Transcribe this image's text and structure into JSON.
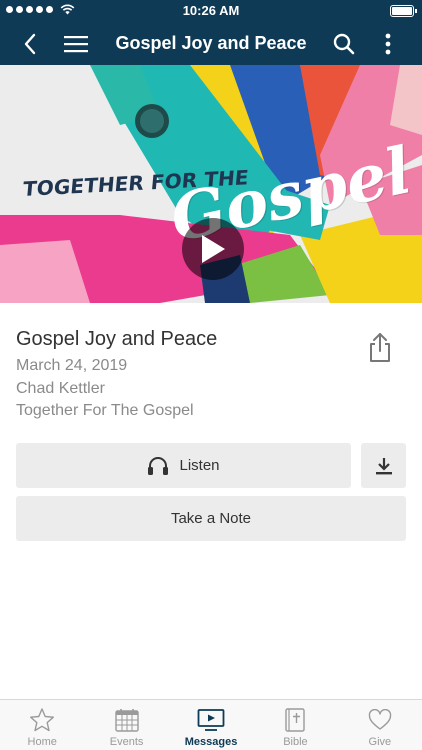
{
  "status_bar": {
    "time": "10:26 AM",
    "signal_dots": 5
  },
  "nav": {
    "title": "Gospel Joy and Peace",
    "back_icon": "chevron-left-icon",
    "menu_icon": "hamburger-icon",
    "search_icon": "search-icon",
    "more_icon": "vertical-dots-icon"
  },
  "hero": {
    "caption_left": "TOGETHER FOR THE",
    "caption_script": "Gospel",
    "play_icon": "play-icon"
  },
  "message": {
    "title": "Gospel Joy and Peace",
    "date": "March 24, 2019",
    "speaker": "Chad Kettler",
    "series": "Together For The Gospel"
  },
  "actions": {
    "listen_label": "Listen",
    "note_label": "Take a Note",
    "download_icon": "download-icon",
    "share_icon": "share-icon",
    "headphones_icon": "headphones-icon"
  },
  "tabs": [
    {
      "label": "Home",
      "icon": "star-icon",
      "active": false
    },
    {
      "label": "Events",
      "icon": "calendar-icon",
      "active": false
    },
    {
      "label": "Messages",
      "icon": "tv-icon",
      "active": true
    },
    {
      "label": "Bible",
      "icon": "bible-icon",
      "active": false
    },
    {
      "label": "Give",
      "icon": "heart-icon",
      "active": false
    }
  ],
  "colors": {
    "header": "#0e3a55",
    "active_tab": "#0e3a55",
    "button_bg": "#ececec",
    "secondary_text": "#8a8a8a"
  }
}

┄┄┄┄┄┄┄┄┄┄┄┄┄┄┄┄┄┄┄┄

*AIM:* Reproduce the entries above word for word. Pictures stay out.

*RESULT FOR THIS EXERCISE:*
Transcribe this image's text and structure into JSON.
{
  "status_bar": {
    "time": "10:26 AM",
    "signal_dots": 5
  },
  "nav": {
    "title": "Gospel Joy and Peace",
    "back_icon": "chevron-left-icon",
    "menu_icon": "hamburger-icon",
    "search_icon": "search-icon",
    "more_icon": "vertical-dots-icon"
  },
  "hero": {
    "caption_left": "TOGETHER FOR THE",
    "caption_script": "Gospel",
    "play_icon": "play-icon"
  },
  "message": {
    "title": "Gospel Joy and Peace",
    "date": "March 24, 2019",
    "speaker": "Chad Kettler",
    "series": "Together For The Gospel"
  },
  "actions": {
    "listen_label": "Listen",
    "note_label": "Take a Note",
    "download_icon": "download-icon",
    "share_icon": "share-icon",
    "headphones_icon": "headphones-icon"
  },
  "tabs": [
    {
      "label": "Home",
      "icon": "star-icon",
      "active": false
    },
    {
      "label": "Events",
      "icon": "calendar-icon",
      "active": false
    },
    {
      "label": "Messages",
      "icon": "tv-icon",
      "active": true
    },
    {
      "label": "Bible",
      "icon": "bible-icon",
      "active": false
    },
    {
      "label": "Give",
      "icon": "heart-icon",
      "active": false
    }
  ],
  "colors": {
    "header": "#0e3a55",
    "active_tab": "#0e3a55",
    "button_bg": "#ececec",
    "secondary_text": "#8a8a8a"
  }
}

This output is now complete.